### ENTRIES
━━━━━━━━━━━━━━━━━━━━━━━━━━━━━━
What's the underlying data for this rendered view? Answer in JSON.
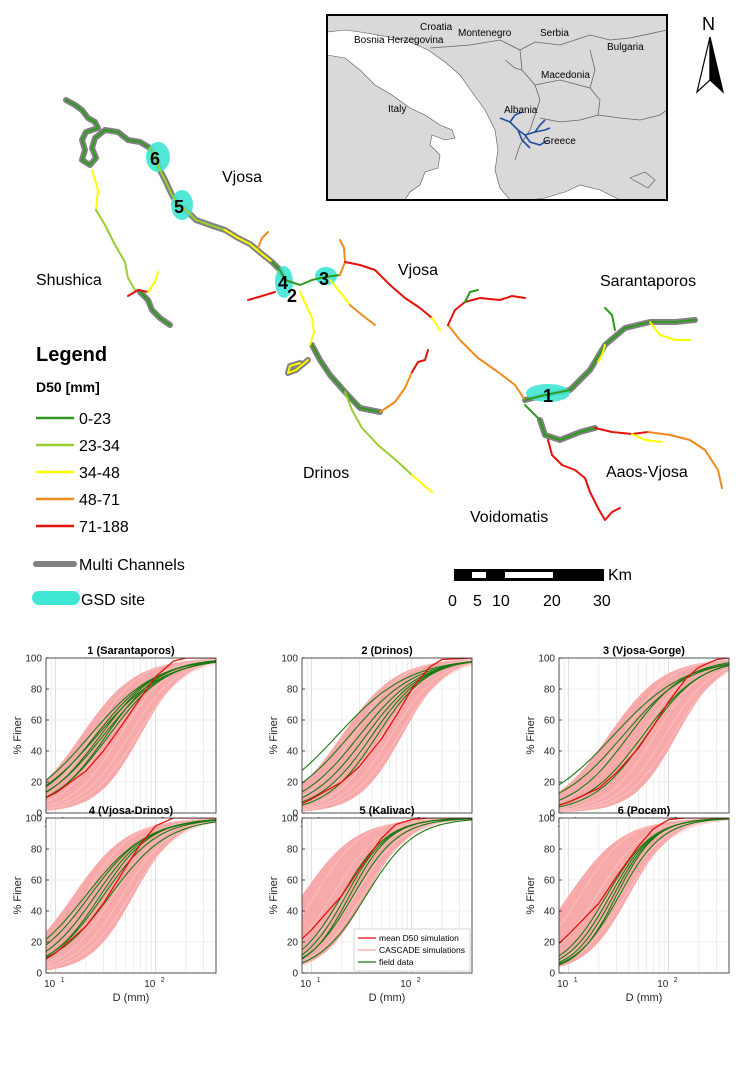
{
  "map": {
    "north_label": "N",
    "rivers": [
      {
        "id": "vjosa-upper",
        "label": "Vjosa"
      },
      {
        "id": "vjosa-lower",
        "label": "Vjosa"
      },
      {
        "id": "shushica",
        "label": "Shushica"
      },
      {
        "id": "sarantaporos",
        "label": "Sarantaporos"
      },
      {
        "id": "drinos",
        "label": "Drinos"
      },
      {
        "id": "aaos",
        "label": "Aaos-Vjosa"
      },
      {
        "id": "voidomatis",
        "label": "Voidomatis"
      }
    ],
    "sites": [
      "1",
      "2",
      "3",
      "4",
      "5",
      "6"
    ],
    "inset_countries": [
      "Croatia",
      "Montenegro",
      "Bosnia Herzegovina",
      "Serbia",
      "Bulgaria",
      "Macedonia",
      "Italy",
      "Albania",
      "Greece"
    ],
    "legend": {
      "title": "Legend",
      "subtitle": "D50 [mm]",
      "classes": [
        {
          "label": "0-23",
          "color": "#2e9b1f"
        },
        {
          "label": "23-34",
          "color": "#9acd32"
        },
        {
          "label": "34-48",
          "color": "#ffff00"
        },
        {
          "label": "48-71",
          "color": "#f08a1e"
        },
        {
          "label": "71-188",
          "color": "#e3120b"
        }
      ],
      "multi_label": "Multi Channels",
      "multi_color": "#808080",
      "gsd_label": "GSD site",
      "gsd_color": "#40e6d4"
    },
    "scalebar": {
      "unit": "Km",
      "ticks": [
        "0",
        "5",
        "10",
        "20",
        "30"
      ]
    }
  },
  "plots": {
    "ylabel": "% Finer",
    "xlabel": "D (mm)",
    "xticks": [
      "10",
      "10",
      "2"
    ],
    "yticks": [
      "0",
      "20",
      "40",
      "60",
      "80",
      "100"
    ],
    "legend": [
      "mean D50 simulation",
      "CASCADE simulations",
      "field data"
    ],
    "colors": {
      "mean": "#e3120b",
      "cascade": "#f7a0a0",
      "field": "#1a7a12"
    },
    "panels": [
      {
        "title": "1     (Sarantaporos)"
      },
      {
        "title": "2     (Drinos)"
      },
      {
        "title": "3     (Vjosa-Gorge)"
      },
      {
        "title": "4     (Vjosa-Drinos)"
      },
      {
        "title": "5     (Kalivac)"
      },
      {
        "title": "6     (Pocem)"
      }
    ]
  },
  "chart_data": [
    {
      "type": "line",
      "title": "1     (Sarantaporos)",
      "xlabel": "D (mm)",
      "ylabel": "% Finer",
      "x_scale": "log",
      "xlim": [
        8,
        400
      ],
      "ylim": [
        0,
        100
      ],
      "grid": true,
      "series": [
        {
          "name": "mean D50 simulation",
          "x": [
            8,
            10,
            20,
            30,
            50,
            70,
            100,
            150,
            200
          ],
          "y": [
            10,
            13,
            27,
            40,
            60,
            74,
            88,
            98,
            100
          ]
        }
      ]
    },
    {
      "type": "line",
      "title": "2     (Drinos)",
      "xlabel": "D (mm)",
      "ylabel": "% Finer",
      "x_scale": "log",
      "xlim": [
        8,
        400
      ],
      "ylim": [
        0,
        100
      ],
      "grid": true,
      "series": [
        {
          "name": "mean D50 simulation",
          "x": [
            8,
            10,
            20,
            30,
            50,
            70,
            100,
            150,
            200
          ],
          "y": [
            6,
            9,
            20,
            30,
            48,
            63,
            80,
            94,
            99
          ]
        }
      ]
    },
    {
      "type": "line",
      "title": "3     (Vjosa-Gorge)",
      "xlabel": "D (mm)",
      "ylabel": "% Finer",
      "x_scale": "log",
      "xlim": [
        8,
        400
      ],
      "ylim": [
        0,
        100
      ],
      "grid": true,
      "series": [
        {
          "name": "mean D50 simulation",
          "x": [
            8,
            10,
            20,
            30,
            50,
            70,
            100,
            150,
            200,
            300
          ],
          "y": [
            5,
            7,
            16,
            26,
            42,
            56,
            72,
            87,
            94,
            99
          ]
        }
      ]
    },
    {
      "type": "line",
      "title": "4     (Vjosa-Drinos)",
      "xlabel": "D (mm)",
      "ylabel": "% Finer",
      "x_scale": "log",
      "xlim": [
        8,
        400
      ],
      "ylim": [
        0,
        100
      ],
      "grid": true,
      "series": [
        {
          "name": "mean D50 simulation",
          "x": [
            8,
            10,
            20,
            30,
            50,
            70,
            100,
            150
          ],
          "y": [
            9,
            13,
            30,
            45,
            68,
            83,
            95,
            100
          ]
        }
      ]
    },
    {
      "type": "line",
      "title": "5     (Kalivac)",
      "xlabel": "D (mm)",
      "ylabel": "% Finer",
      "x_scale": "log",
      "xlim": [
        8,
        400
      ],
      "ylim": [
        0,
        100
      ],
      "grid": true,
      "series": [
        {
          "name": "mean D50 simulation",
          "x": [
            8,
            10,
            20,
            30,
            50,
            70,
            100,
            150
          ],
          "y": [
            22,
            28,
            50,
            67,
            87,
            96,
            99,
            100
          ]
        }
      ]
    },
    {
      "type": "line",
      "title": "6     (Pocem)",
      "xlabel": "D (mm)",
      "ylabel": "% Finer",
      "x_scale": "log",
      "xlim": [
        8,
        400
      ],
      "ylim": [
        0,
        100
      ],
      "grid": true,
      "series": [
        {
          "name": "mean D50 simulation",
          "x": [
            8,
            10,
            20,
            30,
            50,
            70,
            100,
            150
          ],
          "y": [
            19,
            25,
            45,
            62,
            82,
            93,
            99,
            100
          ]
        }
      ]
    }
  ]
}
━━━━━━━━━━━━━━━━━━━━━━━━━━━━━━
### EXERCISE GOAL
Repeat the material above verbatim. Leave the pictures behind.

### RESPONSE BELOW
What's the underlying data for this rendered view? Answer in JSON.
{
  "map": {
    "north_label": "N",
    "rivers": [
      {
        "id": "vjosa-upper",
        "label": "Vjosa"
      },
      {
        "id": "vjosa-lower",
        "label": "Vjosa"
      },
      {
        "id": "shushica",
        "label": "Shushica"
      },
      {
        "id": "sarantaporos",
        "label": "Sarantaporos"
      },
      {
        "id": "drinos",
        "label": "Drinos"
      },
      {
        "id": "aaos",
        "label": "Aaos-Vjosa"
      },
      {
        "id": "voidomatis",
        "label": "Voidomatis"
      }
    ],
    "sites": [
      "1",
      "2",
      "3",
      "4",
      "5",
      "6"
    ],
    "inset_countries": [
      "Croatia",
      "Montenegro",
      "Bosnia Herzegovina",
      "Serbia",
      "Bulgaria",
      "Macedonia",
      "Italy",
      "Albania",
      "Greece"
    ],
    "legend": {
      "title": "Legend",
      "subtitle": "D50 [mm]",
      "classes": [
        {
          "label": "0-23",
          "color": "#2e9b1f"
        },
        {
          "label": "23-34",
          "color": "#9acd32"
        },
        {
          "label": "34-48",
          "color": "#ffff00"
        },
        {
          "label": "48-71",
          "color": "#f08a1e"
        },
        {
          "label": "71-188",
          "color": "#e3120b"
        }
      ],
      "multi_label": "Multi Channels",
      "multi_color": "#808080",
      "gsd_label": "GSD site",
      "gsd_color": "#40e6d4"
    },
    "scalebar": {
      "unit": "Km",
      "ticks": [
        "0",
        "5",
        "10",
        "20",
        "30"
      ]
    }
  },
  "plots": {
    "ylabel": "% Finer",
    "xlabel": "D (mm)",
    "xticks": [
      "10",
      "10",
      "2"
    ],
    "yticks": [
      "0",
      "20",
      "40",
      "60",
      "80",
      "100"
    ],
    "legend": [
      "mean D50 simulation",
      "CASCADE simulations",
      "field data"
    ],
    "colors": {
      "mean": "#e3120b",
      "cascade": "#f7a0a0",
      "field": "#1a7a12"
    },
    "panels": [
      {
        "title": "1     (Sarantaporos)"
      },
      {
        "title": "2     (Drinos)"
      },
      {
        "title": "3     (Vjosa-Gorge)"
      },
      {
        "title": "4     (Vjosa-Drinos)"
      },
      {
        "title": "5     (Kalivac)"
      },
      {
        "title": "6     (Pocem)"
      }
    ]
  },
  "chart_data": [
    {
      "type": "line",
      "title": "1     (Sarantaporos)",
      "xlabel": "D (mm)",
      "ylabel": "% Finer",
      "x_scale": "log",
      "xlim": [
        8,
        400
      ],
      "ylim": [
        0,
        100
      ],
      "grid": true,
      "series": [
        {
          "name": "mean D50 simulation",
          "x": [
            8,
            10,
            20,
            30,
            50,
            70,
            100,
            150,
            200
          ],
          "y": [
            10,
            13,
            27,
            40,
            60,
            74,
            88,
            98,
            100
          ]
        }
      ]
    },
    {
      "type": "line",
      "title": "2     (Drinos)",
      "xlabel": "D (mm)",
      "ylabel": "% Finer",
      "x_scale": "log",
      "xlim": [
        8,
        400
      ],
      "ylim": [
        0,
        100
      ],
      "grid": true,
      "series": [
        {
          "name": "mean D50 simulation",
          "x": [
            8,
            10,
            20,
            30,
            50,
            70,
            100,
            150,
            200
          ],
          "y": [
            6,
            9,
            20,
            30,
            48,
            63,
            80,
            94,
            99
          ]
        }
      ]
    },
    {
      "type": "line",
      "title": "3     (Vjosa-Gorge)",
      "xlabel": "D (mm)",
      "ylabel": "% Finer",
      "x_scale": "log",
      "xlim": [
        8,
        400
      ],
      "ylim": [
        0,
        100
      ],
      "grid": true,
      "series": [
        {
          "name": "mean D50 simulation",
          "x": [
            8,
            10,
            20,
            30,
            50,
            70,
            100,
            150,
            200,
            300
          ],
          "y": [
            5,
            7,
            16,
            26,
            42,
            56,
            72,
            87,
            94,
            99
          ]
        }
      ]
    },
    {
      "type": "line",
      "title": "4     (Vjosa-Drinos)",
      "xlabel": "D (mm)",
      "ylabel": "% Finer",
      "x_scale": "log",
      "xlim": [
        8,
        400
      ],
      "ylim": [
        0,
        100
      ],
      "grid": true,
      "series": [
        {
          "name": "mean D50 simulation",
          "x": [
            8,
            10,
            20,
            30,
            50,
            70,
            100,
            150
          ],
          "y": [
            9,
            13,
            30,
            45,
            68,
            83,
            95,
            100
          ]
        }
      ]
    },
    {
      "type": "line",
      "title": "5     (Kalivac)",
      "xlabel": "D (mm)",
      "ylabel": "% Finer",
      "x_scale": "log",
      "xlim": [
        8,
        400
      ],
      "ylim": [
        0,
        100
      ],
      "grid": true,
      "series": [
        {
          "name": "mean D50 simulation",
          "x": [
            8,
            10,
            20,
            30,
            50,
            70,
            100,
            150
          ],
          "y": [
            22,
            28,
            50,
            67,
            87,
            96,
            99,
            100
          ]
        }
      ]
    },
    {
      "type": "line",
      "title": "6     (Pocem)",
      "xlabel": "D (mm)",
      "ylabel": "% Finer",
      "x_scale": "log",
      "xlim": [
        8,
        400
      ],
      "ylim": [
        0,
        100
      ],
      "grid": true,
      "series": [
        {
          "name": "mean D50 simulation",
          "x": [
            8,
            10,
            20,
            30,
            50,
            70,
            100,
            150
          ],
          "y": [
            19,
            25,
            45,
            62,
            82,
            93,
            99,
            100
          ]
        }
      ]
    }
  ]
}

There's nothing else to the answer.